**Provided records:**
###
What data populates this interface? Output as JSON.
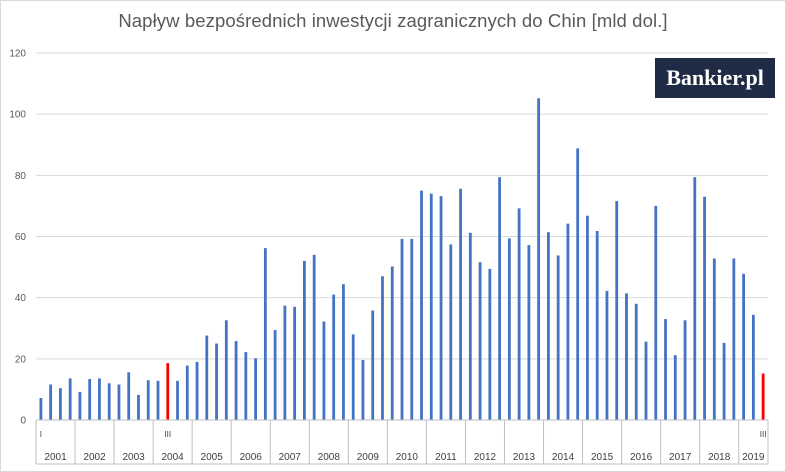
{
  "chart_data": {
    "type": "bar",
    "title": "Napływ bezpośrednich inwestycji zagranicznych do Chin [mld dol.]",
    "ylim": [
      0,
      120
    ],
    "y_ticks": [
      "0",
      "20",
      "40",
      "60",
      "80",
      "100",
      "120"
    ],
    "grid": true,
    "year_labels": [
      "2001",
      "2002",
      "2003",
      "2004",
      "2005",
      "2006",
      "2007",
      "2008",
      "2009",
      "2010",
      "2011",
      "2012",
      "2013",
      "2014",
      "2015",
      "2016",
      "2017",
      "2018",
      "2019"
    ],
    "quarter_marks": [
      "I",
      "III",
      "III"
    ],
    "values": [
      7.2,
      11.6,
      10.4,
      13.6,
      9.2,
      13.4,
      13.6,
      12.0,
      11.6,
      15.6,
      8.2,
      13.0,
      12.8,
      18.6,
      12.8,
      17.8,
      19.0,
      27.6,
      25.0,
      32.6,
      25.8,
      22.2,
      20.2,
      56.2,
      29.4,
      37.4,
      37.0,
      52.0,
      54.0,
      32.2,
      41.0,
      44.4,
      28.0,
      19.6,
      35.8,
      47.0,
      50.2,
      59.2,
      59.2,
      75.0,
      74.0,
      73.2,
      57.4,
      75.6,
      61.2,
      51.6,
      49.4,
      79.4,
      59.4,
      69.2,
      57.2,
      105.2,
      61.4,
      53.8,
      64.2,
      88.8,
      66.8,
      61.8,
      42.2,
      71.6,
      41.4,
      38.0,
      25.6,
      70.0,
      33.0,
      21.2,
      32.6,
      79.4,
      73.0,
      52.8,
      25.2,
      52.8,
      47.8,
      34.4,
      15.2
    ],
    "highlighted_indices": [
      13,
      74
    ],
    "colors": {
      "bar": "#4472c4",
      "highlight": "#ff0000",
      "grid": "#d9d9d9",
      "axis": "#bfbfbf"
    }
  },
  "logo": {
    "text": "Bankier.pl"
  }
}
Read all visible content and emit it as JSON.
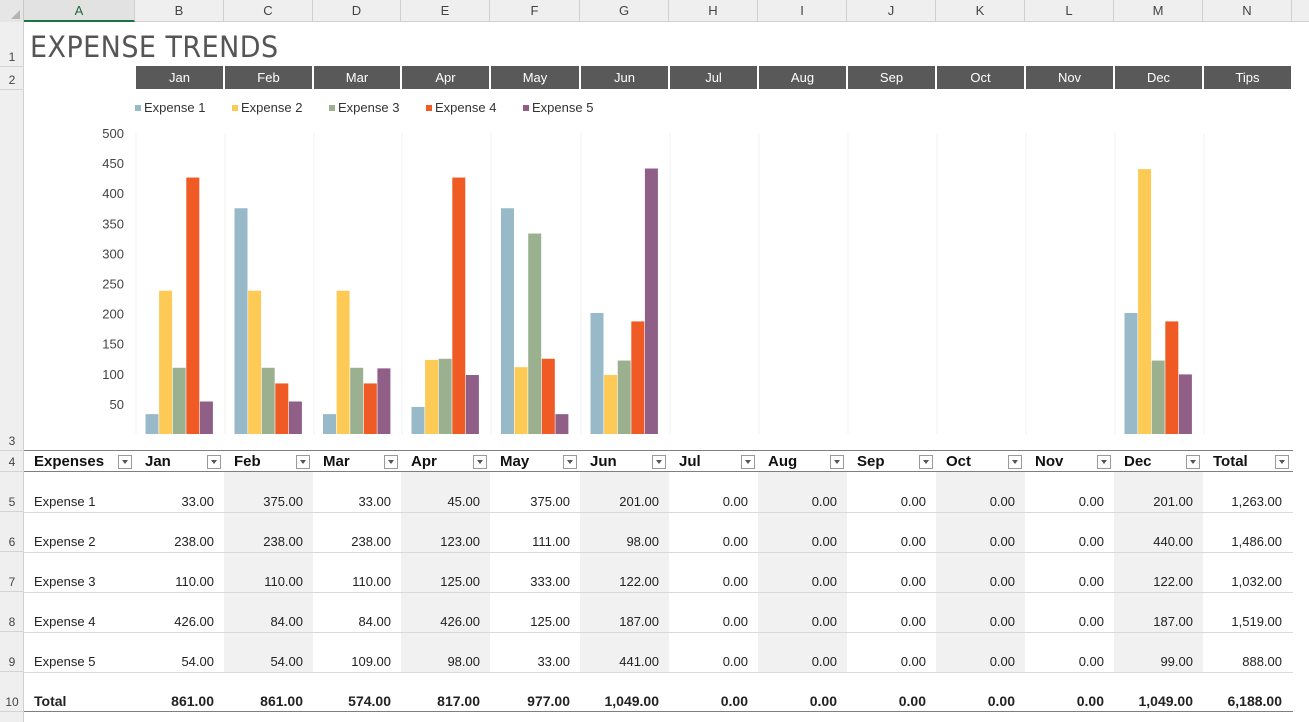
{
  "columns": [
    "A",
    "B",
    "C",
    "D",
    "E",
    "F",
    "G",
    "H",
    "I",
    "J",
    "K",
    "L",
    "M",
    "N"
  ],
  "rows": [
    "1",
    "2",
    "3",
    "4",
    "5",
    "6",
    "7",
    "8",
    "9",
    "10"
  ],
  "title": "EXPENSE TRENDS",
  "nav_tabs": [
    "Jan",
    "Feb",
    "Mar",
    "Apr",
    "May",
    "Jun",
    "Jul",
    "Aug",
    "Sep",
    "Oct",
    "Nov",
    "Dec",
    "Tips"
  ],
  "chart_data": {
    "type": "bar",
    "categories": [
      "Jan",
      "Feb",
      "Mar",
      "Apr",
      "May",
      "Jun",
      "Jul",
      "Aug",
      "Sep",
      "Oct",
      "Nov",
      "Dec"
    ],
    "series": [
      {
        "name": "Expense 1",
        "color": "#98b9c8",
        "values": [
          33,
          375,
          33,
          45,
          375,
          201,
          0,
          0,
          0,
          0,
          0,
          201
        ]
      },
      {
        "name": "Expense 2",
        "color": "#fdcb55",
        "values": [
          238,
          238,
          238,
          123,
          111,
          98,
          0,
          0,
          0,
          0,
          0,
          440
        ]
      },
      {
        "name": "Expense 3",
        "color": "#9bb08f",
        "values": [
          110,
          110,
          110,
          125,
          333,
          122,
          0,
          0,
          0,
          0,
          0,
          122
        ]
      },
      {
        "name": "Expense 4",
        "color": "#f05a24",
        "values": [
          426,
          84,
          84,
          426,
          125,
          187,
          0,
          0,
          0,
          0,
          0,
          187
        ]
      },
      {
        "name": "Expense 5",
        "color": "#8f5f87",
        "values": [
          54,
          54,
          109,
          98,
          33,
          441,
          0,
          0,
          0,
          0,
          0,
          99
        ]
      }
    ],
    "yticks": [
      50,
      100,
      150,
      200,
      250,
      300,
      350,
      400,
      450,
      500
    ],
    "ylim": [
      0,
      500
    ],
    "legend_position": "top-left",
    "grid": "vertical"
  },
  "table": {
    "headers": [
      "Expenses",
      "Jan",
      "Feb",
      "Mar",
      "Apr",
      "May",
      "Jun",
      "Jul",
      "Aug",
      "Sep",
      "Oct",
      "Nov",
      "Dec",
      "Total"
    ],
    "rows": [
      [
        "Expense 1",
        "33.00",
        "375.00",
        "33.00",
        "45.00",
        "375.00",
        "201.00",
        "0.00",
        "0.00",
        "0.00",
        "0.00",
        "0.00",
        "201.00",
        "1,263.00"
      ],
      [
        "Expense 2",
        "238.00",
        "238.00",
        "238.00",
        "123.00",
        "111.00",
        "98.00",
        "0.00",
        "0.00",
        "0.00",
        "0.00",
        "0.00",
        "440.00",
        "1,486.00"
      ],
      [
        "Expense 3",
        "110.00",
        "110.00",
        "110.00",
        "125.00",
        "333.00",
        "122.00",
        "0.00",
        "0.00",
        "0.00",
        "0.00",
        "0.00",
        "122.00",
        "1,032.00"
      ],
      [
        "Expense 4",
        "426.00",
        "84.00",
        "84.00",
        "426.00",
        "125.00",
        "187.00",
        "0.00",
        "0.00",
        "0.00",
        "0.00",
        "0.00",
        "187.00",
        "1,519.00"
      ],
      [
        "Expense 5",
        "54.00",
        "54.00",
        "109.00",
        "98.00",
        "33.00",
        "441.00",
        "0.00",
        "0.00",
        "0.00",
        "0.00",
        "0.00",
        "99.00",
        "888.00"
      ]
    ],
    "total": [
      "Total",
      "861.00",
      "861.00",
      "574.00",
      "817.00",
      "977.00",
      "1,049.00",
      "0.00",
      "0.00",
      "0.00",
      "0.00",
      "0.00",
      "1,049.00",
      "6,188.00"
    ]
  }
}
###
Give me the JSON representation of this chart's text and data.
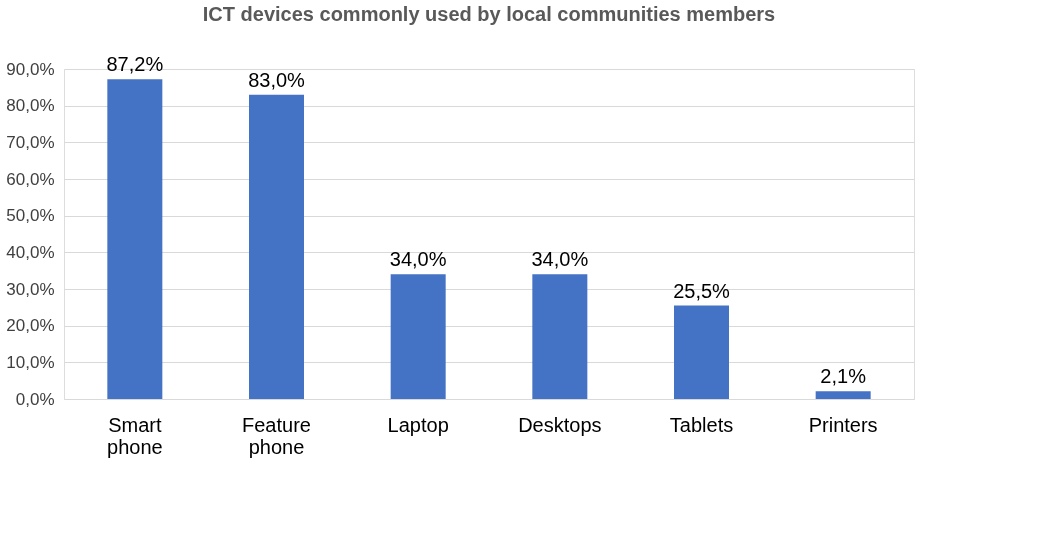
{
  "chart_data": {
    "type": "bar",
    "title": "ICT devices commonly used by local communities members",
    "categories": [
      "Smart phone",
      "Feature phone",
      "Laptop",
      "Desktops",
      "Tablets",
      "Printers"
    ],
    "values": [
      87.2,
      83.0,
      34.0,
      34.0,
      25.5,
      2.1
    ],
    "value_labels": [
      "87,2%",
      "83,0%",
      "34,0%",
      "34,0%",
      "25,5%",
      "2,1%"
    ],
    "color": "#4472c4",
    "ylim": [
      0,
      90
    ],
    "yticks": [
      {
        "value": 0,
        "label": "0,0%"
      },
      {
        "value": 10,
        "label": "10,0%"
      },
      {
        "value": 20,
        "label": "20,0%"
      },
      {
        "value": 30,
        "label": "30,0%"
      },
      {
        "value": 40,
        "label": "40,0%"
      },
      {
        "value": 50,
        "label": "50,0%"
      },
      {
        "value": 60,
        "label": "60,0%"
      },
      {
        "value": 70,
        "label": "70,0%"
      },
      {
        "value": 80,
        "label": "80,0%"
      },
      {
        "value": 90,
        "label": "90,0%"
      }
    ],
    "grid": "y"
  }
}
###
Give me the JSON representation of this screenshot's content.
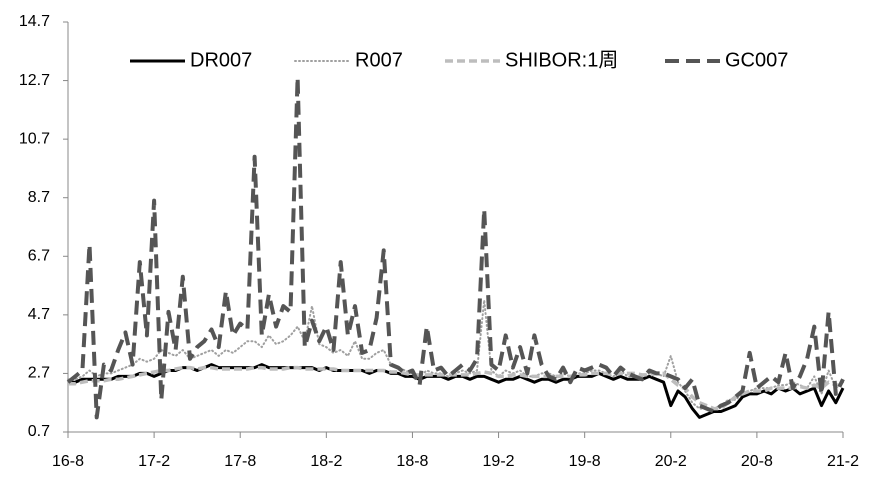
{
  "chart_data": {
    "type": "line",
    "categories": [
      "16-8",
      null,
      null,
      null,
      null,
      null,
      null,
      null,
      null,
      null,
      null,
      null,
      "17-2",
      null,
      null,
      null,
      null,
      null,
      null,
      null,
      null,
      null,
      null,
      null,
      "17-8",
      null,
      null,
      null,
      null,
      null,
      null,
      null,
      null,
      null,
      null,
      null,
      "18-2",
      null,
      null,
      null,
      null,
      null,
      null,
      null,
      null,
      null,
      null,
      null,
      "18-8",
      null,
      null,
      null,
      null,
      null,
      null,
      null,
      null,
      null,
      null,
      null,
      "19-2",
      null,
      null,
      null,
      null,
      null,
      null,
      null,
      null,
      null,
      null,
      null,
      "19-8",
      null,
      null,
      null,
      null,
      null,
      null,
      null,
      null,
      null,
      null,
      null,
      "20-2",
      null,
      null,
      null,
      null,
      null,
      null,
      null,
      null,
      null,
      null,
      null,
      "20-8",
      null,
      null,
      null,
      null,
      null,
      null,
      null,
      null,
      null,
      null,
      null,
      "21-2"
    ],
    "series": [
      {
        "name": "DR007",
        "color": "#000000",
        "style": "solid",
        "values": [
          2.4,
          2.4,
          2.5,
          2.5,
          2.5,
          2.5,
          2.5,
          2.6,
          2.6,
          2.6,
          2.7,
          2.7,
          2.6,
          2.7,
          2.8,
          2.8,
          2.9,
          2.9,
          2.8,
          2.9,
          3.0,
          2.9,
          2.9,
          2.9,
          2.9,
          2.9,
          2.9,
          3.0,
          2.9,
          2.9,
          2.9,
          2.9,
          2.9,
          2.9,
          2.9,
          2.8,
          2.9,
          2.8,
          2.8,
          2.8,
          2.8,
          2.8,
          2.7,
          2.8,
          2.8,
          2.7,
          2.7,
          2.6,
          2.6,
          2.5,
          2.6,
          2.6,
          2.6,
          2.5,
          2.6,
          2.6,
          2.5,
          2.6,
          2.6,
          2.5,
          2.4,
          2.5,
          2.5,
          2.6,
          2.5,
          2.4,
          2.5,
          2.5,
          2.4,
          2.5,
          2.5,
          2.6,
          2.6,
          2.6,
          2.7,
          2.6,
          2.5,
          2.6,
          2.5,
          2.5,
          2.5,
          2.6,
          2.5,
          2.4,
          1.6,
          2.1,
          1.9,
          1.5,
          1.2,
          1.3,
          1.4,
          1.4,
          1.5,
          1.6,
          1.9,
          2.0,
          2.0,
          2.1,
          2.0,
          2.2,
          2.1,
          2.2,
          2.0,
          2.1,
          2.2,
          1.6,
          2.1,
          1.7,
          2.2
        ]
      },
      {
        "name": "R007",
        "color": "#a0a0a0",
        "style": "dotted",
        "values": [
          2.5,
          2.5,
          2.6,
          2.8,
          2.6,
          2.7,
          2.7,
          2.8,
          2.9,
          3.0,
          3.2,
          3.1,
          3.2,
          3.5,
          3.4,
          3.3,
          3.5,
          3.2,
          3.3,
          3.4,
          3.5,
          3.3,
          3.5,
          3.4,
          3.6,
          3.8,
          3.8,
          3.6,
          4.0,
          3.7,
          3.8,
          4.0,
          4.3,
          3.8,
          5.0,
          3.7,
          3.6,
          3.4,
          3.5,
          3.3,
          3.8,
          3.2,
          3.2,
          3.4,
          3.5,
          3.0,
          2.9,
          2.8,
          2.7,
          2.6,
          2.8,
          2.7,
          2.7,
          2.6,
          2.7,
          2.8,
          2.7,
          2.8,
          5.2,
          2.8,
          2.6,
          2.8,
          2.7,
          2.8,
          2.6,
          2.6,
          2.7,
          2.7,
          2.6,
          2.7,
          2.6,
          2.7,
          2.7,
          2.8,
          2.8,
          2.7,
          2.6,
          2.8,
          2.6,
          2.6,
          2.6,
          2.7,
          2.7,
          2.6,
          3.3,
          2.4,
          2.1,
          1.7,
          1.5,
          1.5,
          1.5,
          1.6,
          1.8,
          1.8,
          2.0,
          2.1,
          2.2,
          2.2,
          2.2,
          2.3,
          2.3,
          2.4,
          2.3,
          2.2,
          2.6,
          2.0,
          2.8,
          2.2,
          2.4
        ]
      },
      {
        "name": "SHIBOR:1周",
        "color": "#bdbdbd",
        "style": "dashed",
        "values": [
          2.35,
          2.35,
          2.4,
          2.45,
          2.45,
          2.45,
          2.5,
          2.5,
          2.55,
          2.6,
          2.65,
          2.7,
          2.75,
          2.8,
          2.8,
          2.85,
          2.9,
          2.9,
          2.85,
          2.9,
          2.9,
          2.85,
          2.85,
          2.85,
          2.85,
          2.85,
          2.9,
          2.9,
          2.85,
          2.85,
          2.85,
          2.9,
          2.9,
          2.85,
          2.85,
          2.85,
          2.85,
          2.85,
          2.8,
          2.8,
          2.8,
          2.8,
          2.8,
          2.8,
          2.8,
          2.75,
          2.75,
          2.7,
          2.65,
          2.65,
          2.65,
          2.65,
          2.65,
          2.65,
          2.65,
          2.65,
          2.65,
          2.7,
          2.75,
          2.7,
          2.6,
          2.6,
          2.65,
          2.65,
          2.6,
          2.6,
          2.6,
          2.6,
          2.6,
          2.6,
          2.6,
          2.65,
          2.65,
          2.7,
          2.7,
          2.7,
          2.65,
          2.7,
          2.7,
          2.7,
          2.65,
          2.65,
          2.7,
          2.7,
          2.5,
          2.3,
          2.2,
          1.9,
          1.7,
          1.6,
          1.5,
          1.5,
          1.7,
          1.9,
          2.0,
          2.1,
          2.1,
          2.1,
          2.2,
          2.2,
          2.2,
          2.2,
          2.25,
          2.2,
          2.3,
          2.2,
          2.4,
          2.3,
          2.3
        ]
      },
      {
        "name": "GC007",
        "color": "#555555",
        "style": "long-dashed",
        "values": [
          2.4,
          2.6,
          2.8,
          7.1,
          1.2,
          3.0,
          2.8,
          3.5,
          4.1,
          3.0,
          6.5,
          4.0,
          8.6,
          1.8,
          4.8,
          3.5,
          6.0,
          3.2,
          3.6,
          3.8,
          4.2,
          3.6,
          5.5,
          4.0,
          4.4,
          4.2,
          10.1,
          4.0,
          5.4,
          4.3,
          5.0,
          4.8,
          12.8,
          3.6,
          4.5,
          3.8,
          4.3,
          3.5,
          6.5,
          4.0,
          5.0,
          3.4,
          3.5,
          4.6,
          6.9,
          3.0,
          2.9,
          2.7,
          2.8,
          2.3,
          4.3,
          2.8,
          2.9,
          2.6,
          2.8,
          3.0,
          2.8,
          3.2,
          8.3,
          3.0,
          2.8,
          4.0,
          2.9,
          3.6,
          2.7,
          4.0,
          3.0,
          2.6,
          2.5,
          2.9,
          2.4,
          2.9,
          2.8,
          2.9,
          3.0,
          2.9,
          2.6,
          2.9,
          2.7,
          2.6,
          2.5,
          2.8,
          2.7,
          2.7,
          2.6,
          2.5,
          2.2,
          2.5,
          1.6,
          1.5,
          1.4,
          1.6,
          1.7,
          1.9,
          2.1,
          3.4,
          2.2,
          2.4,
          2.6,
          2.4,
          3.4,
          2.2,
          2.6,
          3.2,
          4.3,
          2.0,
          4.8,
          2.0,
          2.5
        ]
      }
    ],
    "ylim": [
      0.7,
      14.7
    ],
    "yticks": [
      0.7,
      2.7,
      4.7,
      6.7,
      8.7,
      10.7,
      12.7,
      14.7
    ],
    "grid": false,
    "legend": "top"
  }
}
###
**Given problem:** Say the number of lines in the listing that hold "representation", with no added words.

**Result:** 2